→ **WRITTEN REQUEST**
Gather every line of the entries that includes the word "there".
— start GIVEN RECORDS —
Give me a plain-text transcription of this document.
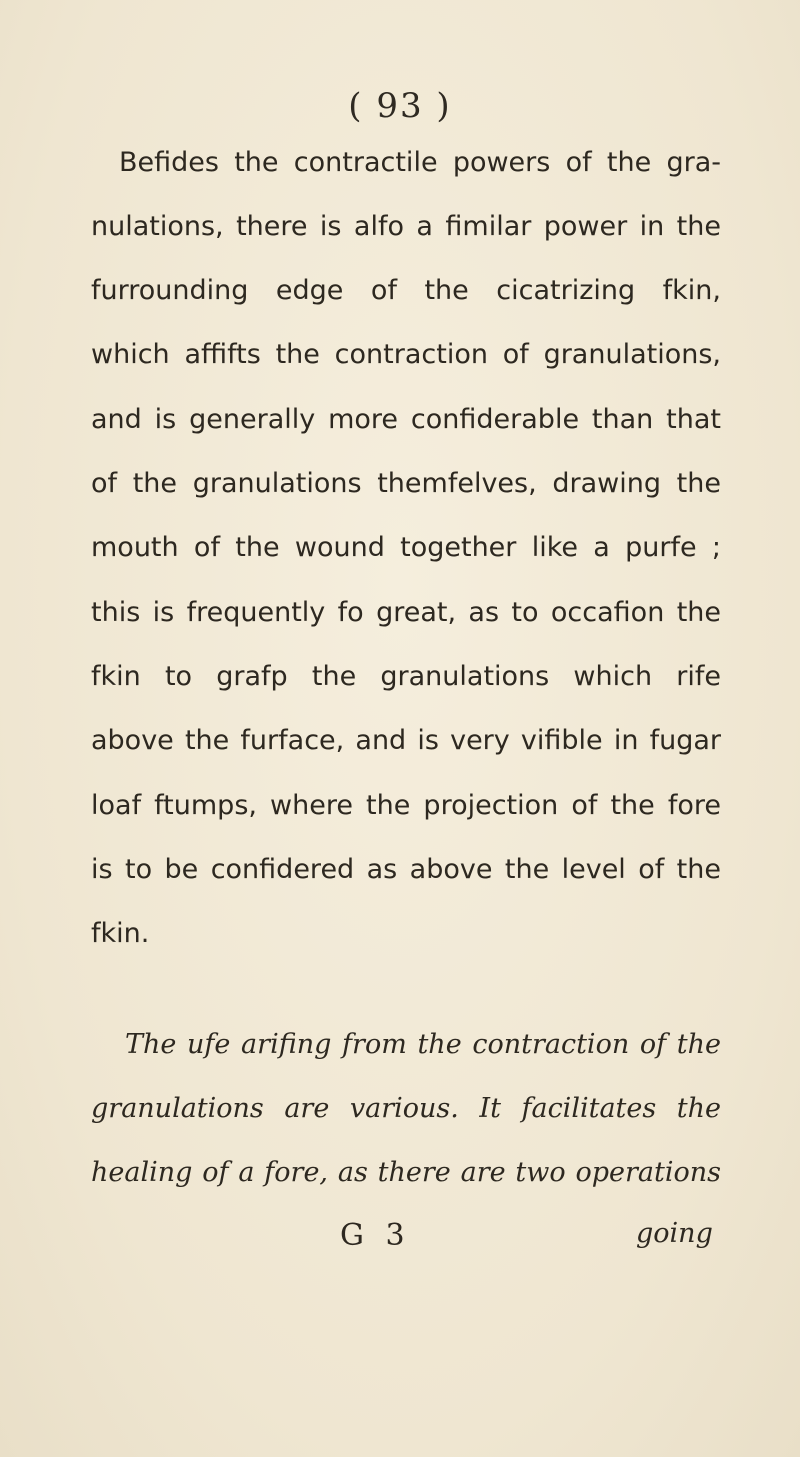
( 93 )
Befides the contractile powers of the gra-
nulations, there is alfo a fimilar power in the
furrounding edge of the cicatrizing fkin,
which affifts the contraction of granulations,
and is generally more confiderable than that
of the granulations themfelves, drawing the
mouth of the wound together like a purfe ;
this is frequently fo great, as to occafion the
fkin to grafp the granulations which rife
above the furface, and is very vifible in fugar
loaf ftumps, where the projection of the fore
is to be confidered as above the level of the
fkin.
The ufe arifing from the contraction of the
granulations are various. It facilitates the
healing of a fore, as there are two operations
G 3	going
— end GIVEN RECORDS —
— start GIVEN RECORDS —
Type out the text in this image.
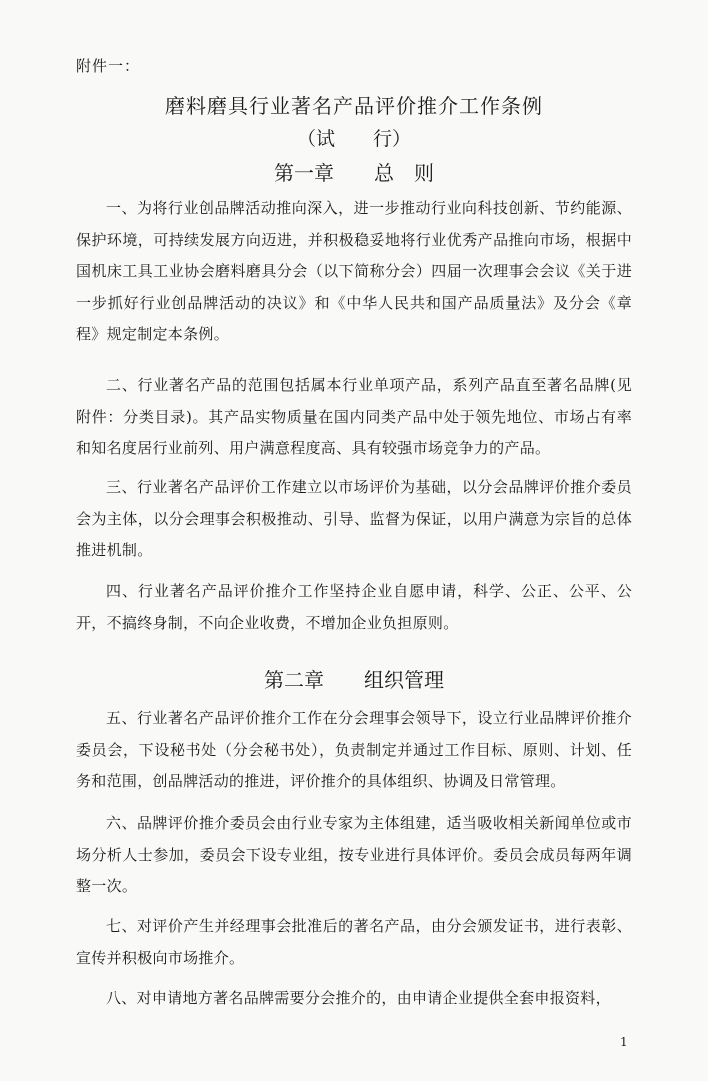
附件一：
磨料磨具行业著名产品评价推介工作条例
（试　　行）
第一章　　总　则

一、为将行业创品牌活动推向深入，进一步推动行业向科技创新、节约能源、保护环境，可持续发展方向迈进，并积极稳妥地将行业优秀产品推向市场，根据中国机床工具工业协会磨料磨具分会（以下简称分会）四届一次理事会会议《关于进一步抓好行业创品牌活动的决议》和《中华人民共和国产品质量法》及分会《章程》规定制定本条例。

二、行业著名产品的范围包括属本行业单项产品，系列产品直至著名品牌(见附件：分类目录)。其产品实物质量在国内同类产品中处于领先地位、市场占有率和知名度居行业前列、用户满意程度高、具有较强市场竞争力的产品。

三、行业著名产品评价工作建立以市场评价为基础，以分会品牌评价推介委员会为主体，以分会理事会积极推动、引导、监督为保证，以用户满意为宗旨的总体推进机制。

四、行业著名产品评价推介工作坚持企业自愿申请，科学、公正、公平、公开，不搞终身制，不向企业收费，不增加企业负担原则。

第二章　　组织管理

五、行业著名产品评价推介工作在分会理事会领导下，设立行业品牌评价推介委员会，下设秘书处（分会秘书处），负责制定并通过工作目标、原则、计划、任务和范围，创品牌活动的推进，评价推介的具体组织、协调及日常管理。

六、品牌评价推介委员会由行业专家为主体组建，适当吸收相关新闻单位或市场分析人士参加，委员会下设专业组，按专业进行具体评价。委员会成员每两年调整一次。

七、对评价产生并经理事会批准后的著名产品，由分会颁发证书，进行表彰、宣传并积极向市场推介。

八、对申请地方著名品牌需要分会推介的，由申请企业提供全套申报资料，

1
— end GIVEN RECORDS —
→ **FINISHED TASK**
nulations, there is alfo a fimilar power in the
healing of a fore, as there are two operations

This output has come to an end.